§ **What you are asked to do**
Retype verbatim only the lines below, starting at the one that contains "What's the underlying" and ending at the one that contains "What data was". Pictures are excluded from the copy.

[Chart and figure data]
********************

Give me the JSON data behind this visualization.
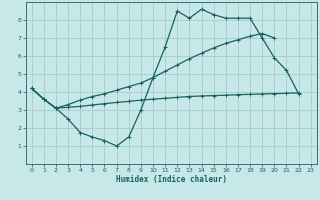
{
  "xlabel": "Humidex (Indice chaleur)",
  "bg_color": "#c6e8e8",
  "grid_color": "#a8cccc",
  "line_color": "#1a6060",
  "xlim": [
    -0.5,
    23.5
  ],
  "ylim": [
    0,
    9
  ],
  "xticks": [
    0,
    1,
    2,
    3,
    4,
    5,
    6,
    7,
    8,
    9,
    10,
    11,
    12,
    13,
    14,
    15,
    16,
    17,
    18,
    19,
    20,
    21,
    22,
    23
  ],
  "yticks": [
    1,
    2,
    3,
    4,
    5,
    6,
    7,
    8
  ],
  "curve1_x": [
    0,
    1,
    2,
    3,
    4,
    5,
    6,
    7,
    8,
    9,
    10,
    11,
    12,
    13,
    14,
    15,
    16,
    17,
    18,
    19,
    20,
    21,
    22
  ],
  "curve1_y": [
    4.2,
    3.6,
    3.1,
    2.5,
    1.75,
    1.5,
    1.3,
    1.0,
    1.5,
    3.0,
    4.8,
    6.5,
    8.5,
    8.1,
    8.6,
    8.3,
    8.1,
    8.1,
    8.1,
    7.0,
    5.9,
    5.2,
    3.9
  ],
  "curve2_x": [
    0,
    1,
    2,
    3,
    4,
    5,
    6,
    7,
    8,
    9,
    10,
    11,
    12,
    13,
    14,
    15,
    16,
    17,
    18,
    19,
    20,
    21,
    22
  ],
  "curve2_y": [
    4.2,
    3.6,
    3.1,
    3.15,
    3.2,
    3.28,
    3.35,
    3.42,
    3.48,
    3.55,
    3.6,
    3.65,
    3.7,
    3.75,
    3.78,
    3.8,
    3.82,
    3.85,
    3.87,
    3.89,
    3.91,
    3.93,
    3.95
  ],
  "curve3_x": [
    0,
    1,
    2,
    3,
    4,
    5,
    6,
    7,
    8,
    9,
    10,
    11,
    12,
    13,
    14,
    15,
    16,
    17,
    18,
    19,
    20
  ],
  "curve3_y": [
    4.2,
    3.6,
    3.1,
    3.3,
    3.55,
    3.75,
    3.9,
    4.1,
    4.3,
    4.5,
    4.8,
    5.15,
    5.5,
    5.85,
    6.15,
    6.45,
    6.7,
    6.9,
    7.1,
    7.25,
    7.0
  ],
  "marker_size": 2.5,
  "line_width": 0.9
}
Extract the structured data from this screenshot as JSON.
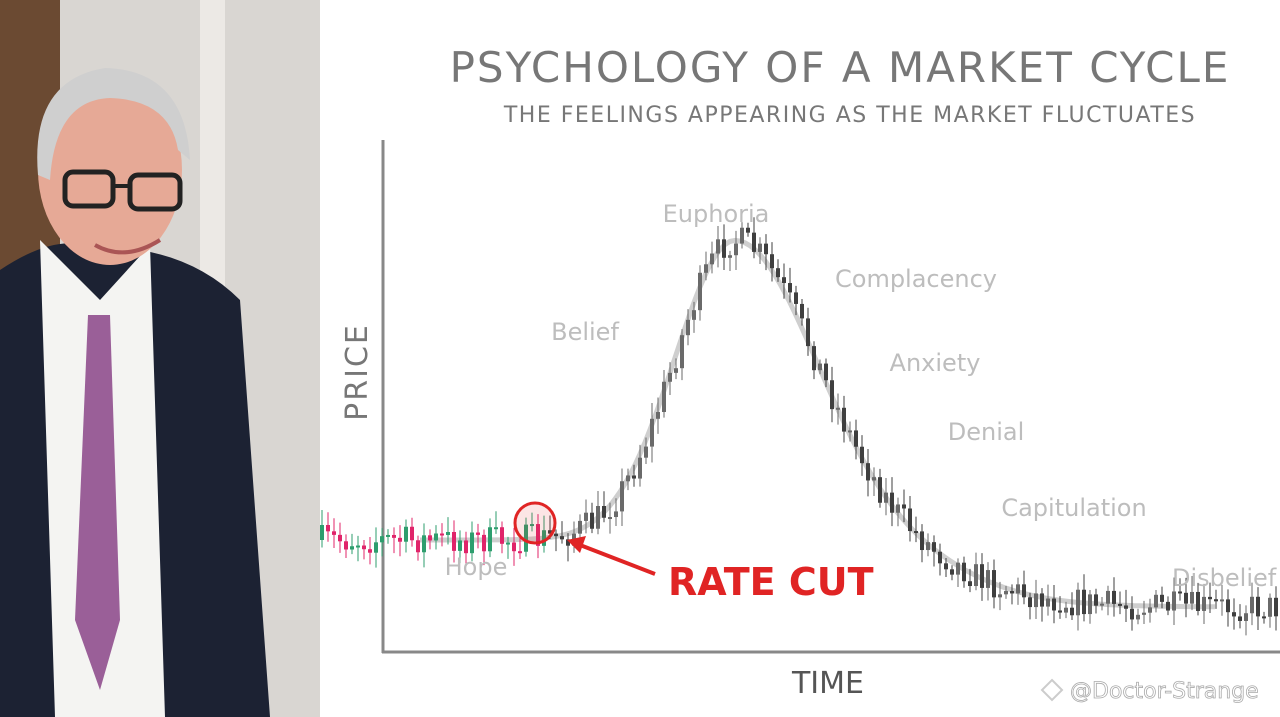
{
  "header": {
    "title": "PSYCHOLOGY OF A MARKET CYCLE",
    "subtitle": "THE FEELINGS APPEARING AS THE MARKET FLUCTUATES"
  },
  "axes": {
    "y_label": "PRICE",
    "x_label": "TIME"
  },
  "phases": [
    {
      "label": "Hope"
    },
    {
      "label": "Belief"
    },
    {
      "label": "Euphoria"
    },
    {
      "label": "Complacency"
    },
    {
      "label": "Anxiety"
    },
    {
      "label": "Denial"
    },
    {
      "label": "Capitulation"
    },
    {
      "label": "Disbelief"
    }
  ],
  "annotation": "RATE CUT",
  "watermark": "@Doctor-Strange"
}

********************

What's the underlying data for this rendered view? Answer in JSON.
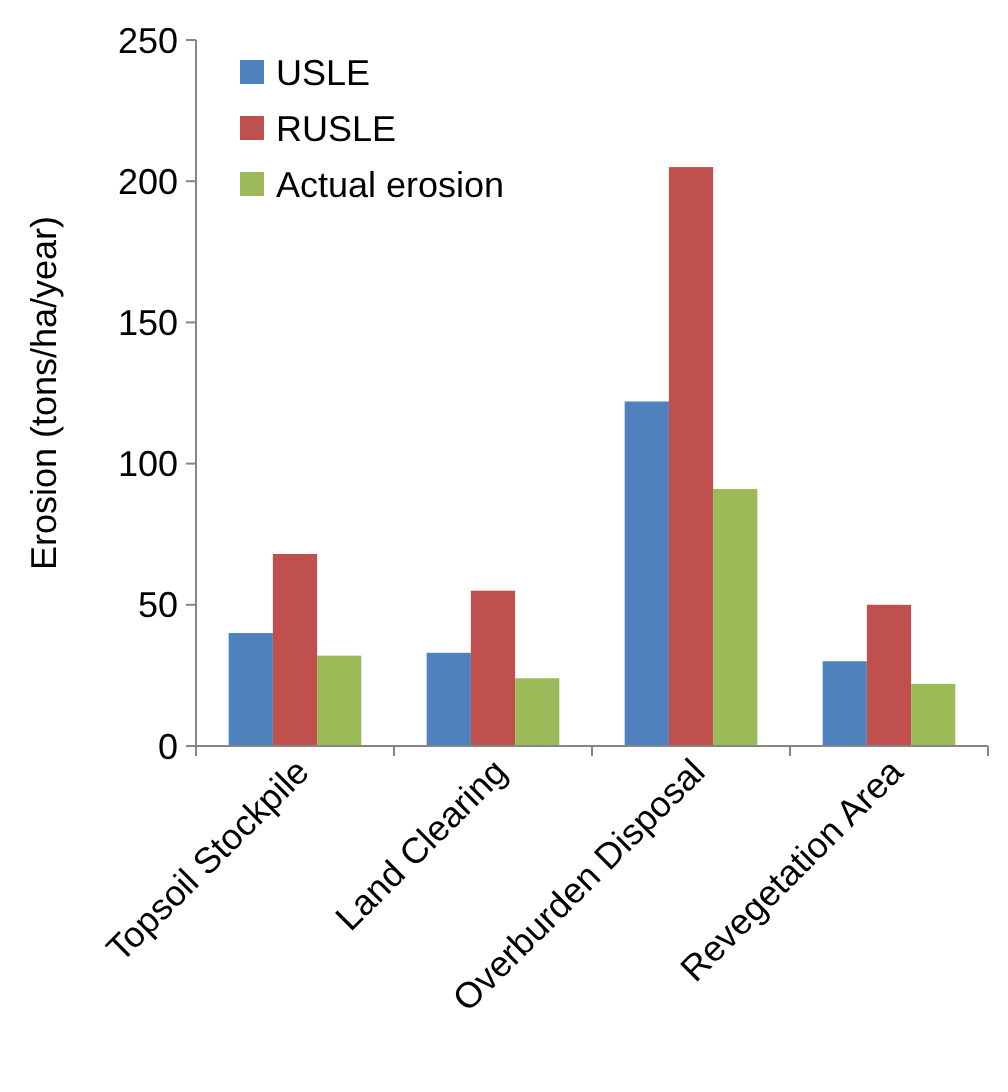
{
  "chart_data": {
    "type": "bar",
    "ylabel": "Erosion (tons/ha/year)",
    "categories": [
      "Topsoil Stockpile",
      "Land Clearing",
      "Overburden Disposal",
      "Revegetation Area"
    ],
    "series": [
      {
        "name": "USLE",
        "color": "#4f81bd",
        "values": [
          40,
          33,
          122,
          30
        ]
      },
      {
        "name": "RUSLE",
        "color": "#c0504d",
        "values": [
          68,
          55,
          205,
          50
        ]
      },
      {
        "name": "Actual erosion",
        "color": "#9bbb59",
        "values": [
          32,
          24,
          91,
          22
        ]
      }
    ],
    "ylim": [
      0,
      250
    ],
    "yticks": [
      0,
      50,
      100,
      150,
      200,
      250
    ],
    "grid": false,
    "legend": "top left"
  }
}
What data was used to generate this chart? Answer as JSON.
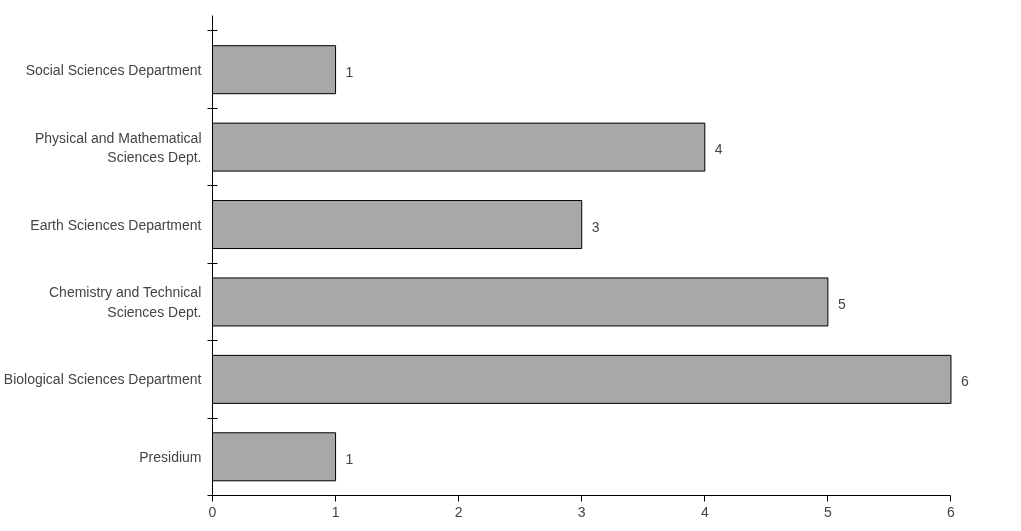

********************

§ **Correct answer**
What's the underlying data for this rendered view? Answer in JSON.
{
  "chart_data": {
    "type": "bar",
    "ylabel": "Erosion (tons/ha/year)",
    "categories": [
      "Topsoil Stockpile",
      "Land Clearing",
      "Overburden Disposal",
      "Revegetation Area"
    ],
    "series": [
      {
        "name": "USLE",
        "color": "#4f81bd",
        "values": [
          40,
          33,
          122,
          30
        ]
      },
      {
        "name": "RUSLE",
        "color": "#c0504d",
        "values": [
          68,
          55,
          205,
          50
        ]
      },
      {
        "name": "Actual erosion",
        "color": "#9bbb59",
        "values": [
          32,
          24,
          91,
          22
        ]
      }
    ],
    "ylim": [
      0,
      250
    ],
    "yticks": [
      0,
      50,
      100,
      150,
      200,
      250
    ],
    "grid": false,
    "legend": "top left"
  }
}
What data was used to generate this chart? Answer as JSON.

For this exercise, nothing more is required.